───── GIVEN DATA ─────
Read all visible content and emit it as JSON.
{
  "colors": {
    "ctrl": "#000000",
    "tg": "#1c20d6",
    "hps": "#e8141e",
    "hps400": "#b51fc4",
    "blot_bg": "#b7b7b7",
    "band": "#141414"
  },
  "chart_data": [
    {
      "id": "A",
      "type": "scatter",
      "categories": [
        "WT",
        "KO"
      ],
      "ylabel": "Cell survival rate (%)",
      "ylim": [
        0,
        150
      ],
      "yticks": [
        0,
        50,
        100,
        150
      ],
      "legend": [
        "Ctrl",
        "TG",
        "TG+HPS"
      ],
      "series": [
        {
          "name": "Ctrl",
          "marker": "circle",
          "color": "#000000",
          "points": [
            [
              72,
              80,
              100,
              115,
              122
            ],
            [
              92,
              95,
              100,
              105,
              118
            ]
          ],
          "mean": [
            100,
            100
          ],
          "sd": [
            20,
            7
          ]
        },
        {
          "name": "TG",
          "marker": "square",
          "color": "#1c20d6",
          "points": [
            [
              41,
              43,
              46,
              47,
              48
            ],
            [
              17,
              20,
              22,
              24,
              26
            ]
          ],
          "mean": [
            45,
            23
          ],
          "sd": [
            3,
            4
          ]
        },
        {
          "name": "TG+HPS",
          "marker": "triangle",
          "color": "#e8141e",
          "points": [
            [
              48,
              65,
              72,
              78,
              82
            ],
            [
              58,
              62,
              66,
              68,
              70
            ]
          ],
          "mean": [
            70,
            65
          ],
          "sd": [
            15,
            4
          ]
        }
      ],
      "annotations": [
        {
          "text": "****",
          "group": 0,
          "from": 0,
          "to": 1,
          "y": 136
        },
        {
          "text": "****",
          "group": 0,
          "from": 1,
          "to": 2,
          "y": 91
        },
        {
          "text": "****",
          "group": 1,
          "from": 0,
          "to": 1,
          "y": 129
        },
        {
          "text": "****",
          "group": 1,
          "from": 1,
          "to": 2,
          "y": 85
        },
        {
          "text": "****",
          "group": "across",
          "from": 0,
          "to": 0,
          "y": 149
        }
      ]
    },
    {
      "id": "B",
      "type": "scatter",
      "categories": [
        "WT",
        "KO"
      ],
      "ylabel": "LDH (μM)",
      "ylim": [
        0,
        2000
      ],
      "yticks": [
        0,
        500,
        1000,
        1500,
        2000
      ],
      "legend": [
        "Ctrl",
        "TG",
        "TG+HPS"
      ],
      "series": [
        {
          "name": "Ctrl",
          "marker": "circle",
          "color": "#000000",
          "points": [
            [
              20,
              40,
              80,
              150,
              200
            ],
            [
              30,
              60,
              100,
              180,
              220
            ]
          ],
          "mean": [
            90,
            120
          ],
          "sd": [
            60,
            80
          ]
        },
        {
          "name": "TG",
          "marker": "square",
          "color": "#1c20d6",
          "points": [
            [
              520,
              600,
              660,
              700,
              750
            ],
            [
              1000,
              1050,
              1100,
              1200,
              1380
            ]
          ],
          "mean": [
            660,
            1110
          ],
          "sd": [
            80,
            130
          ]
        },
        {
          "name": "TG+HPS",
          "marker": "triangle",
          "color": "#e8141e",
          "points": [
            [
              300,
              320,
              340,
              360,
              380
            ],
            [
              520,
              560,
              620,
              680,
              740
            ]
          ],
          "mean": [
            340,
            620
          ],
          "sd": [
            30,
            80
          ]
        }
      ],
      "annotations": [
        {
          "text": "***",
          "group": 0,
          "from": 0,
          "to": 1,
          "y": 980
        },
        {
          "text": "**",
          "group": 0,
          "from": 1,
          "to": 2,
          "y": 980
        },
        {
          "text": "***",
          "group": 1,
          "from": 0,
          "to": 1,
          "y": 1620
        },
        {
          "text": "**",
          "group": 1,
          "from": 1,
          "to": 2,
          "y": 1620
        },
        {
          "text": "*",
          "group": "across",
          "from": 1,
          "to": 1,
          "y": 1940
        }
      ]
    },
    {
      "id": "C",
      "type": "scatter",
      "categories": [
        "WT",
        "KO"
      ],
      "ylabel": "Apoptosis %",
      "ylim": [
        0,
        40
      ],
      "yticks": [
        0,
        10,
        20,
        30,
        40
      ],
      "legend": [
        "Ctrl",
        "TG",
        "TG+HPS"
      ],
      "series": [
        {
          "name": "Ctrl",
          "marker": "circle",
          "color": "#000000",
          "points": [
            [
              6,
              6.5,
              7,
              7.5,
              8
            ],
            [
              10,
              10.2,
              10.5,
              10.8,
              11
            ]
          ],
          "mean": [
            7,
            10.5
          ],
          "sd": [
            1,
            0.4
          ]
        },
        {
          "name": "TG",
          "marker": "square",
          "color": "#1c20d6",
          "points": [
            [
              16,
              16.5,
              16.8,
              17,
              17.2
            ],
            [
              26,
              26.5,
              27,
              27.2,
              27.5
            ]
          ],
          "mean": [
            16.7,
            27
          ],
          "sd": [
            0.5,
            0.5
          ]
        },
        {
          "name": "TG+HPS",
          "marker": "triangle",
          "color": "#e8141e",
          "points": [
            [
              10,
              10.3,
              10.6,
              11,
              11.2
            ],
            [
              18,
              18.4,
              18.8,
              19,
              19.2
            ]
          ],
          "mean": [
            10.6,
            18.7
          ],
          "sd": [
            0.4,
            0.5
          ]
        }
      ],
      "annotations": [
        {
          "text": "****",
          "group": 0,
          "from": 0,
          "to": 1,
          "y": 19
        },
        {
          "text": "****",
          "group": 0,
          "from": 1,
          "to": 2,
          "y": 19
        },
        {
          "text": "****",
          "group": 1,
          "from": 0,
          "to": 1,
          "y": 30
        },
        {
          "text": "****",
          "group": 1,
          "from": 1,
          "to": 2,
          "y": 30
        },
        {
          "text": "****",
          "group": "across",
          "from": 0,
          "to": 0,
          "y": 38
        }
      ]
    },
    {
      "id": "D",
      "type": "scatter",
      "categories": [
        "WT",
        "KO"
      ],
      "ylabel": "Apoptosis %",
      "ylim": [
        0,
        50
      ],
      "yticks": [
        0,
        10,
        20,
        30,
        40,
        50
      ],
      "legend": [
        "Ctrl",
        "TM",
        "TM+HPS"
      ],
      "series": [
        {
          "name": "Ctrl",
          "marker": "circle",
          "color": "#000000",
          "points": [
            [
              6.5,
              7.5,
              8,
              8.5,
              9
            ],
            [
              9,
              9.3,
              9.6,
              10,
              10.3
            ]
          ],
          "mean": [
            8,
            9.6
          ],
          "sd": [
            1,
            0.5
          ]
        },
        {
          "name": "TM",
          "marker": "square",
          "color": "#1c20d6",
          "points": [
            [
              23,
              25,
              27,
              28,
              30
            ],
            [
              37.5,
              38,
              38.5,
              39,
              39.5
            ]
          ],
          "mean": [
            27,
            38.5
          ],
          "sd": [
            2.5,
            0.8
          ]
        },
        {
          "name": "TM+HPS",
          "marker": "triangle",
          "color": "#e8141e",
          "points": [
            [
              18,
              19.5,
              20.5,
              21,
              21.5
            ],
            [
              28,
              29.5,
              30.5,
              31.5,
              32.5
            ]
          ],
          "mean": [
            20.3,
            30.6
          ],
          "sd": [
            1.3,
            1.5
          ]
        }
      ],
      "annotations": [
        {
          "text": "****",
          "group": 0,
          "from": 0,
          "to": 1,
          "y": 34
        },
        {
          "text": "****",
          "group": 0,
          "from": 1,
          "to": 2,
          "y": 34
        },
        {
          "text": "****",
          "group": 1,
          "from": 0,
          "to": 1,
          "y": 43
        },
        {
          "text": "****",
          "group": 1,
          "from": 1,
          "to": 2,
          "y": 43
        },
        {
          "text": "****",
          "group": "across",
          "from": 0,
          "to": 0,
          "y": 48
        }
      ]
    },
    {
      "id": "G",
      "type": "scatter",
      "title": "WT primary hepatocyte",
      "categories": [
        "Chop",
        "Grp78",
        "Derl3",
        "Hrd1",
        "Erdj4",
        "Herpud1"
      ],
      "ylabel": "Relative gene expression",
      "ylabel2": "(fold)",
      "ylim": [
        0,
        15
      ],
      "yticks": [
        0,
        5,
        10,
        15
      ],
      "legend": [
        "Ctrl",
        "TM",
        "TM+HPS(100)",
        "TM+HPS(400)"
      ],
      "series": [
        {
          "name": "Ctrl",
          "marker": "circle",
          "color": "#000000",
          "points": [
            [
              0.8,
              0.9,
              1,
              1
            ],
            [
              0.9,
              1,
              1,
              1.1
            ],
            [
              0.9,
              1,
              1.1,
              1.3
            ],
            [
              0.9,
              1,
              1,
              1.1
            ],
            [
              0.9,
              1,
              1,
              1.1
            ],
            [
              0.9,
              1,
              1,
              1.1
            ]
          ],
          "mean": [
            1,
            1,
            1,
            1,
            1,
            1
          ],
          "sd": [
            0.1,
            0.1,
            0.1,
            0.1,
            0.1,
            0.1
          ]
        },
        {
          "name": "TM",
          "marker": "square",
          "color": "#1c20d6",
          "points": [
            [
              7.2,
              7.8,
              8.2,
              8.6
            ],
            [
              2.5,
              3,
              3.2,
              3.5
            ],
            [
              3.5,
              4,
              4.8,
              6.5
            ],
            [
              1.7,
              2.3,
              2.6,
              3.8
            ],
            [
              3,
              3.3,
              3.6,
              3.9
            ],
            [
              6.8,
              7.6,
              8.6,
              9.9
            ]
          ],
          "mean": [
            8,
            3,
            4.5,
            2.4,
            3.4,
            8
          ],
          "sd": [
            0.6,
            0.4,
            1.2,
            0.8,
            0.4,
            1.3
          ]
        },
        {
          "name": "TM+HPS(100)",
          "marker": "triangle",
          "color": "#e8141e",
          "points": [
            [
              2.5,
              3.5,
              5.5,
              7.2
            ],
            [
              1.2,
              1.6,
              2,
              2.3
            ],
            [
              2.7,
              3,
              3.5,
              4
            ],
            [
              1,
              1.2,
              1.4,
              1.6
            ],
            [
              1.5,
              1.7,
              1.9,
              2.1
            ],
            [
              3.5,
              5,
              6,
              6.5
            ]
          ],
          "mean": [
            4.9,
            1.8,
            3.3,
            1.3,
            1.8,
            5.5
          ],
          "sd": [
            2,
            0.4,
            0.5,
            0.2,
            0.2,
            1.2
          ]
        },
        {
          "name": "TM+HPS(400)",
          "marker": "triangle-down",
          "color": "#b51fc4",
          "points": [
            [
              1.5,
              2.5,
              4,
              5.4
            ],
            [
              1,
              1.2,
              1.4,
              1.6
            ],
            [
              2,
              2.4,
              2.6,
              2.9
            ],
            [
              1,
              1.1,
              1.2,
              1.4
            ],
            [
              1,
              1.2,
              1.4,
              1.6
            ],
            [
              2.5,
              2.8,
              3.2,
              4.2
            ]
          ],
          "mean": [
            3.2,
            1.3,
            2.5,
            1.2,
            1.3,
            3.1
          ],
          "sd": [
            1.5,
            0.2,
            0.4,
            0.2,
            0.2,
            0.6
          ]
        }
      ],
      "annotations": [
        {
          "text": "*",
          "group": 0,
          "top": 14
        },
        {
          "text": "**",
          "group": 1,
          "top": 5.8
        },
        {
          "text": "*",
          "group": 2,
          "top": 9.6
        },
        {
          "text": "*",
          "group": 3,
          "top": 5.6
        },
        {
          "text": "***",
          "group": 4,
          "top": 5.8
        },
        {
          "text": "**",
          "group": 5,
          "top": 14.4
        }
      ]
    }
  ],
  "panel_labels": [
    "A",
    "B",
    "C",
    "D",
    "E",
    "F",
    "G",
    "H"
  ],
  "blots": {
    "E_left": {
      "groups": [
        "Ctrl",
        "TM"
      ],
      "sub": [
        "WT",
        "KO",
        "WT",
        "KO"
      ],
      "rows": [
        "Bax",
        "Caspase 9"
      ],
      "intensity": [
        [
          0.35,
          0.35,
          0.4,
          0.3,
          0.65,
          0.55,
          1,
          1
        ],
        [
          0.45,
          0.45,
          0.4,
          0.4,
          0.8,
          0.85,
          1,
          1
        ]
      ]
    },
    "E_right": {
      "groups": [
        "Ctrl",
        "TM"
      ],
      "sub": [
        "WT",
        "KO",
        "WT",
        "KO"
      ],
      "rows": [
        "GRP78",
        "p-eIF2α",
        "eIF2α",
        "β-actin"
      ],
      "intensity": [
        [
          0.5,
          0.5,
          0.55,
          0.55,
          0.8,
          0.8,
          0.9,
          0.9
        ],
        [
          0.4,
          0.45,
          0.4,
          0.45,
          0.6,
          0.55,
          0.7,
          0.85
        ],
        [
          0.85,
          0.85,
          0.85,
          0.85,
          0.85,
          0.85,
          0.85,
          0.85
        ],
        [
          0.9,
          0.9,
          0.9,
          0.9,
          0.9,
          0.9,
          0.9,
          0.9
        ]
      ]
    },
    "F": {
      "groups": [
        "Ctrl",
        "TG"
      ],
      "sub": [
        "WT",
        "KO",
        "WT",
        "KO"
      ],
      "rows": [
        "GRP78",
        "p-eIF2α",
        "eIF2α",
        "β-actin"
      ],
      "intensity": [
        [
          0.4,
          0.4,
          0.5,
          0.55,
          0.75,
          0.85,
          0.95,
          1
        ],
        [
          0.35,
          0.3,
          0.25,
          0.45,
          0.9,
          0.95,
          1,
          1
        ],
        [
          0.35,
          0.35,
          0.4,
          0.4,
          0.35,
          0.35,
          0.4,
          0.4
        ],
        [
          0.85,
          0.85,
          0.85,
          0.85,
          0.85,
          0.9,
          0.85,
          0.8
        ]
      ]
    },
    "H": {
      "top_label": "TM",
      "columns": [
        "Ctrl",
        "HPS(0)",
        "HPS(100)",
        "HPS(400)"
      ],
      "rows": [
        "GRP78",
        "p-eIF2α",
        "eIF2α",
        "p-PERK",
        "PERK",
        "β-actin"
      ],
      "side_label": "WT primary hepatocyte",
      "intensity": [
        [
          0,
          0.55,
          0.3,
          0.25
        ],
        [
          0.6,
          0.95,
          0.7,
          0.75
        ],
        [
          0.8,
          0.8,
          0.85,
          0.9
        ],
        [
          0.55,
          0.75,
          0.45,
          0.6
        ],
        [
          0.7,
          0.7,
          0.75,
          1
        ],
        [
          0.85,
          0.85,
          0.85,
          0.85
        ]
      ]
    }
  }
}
─────
Go through the entries above and report every line in which the word "primary" appears.

## FINISHED TASK:
      "title": "WT primary hepatocyte",
      "side_label": "WT primary hepatocyte",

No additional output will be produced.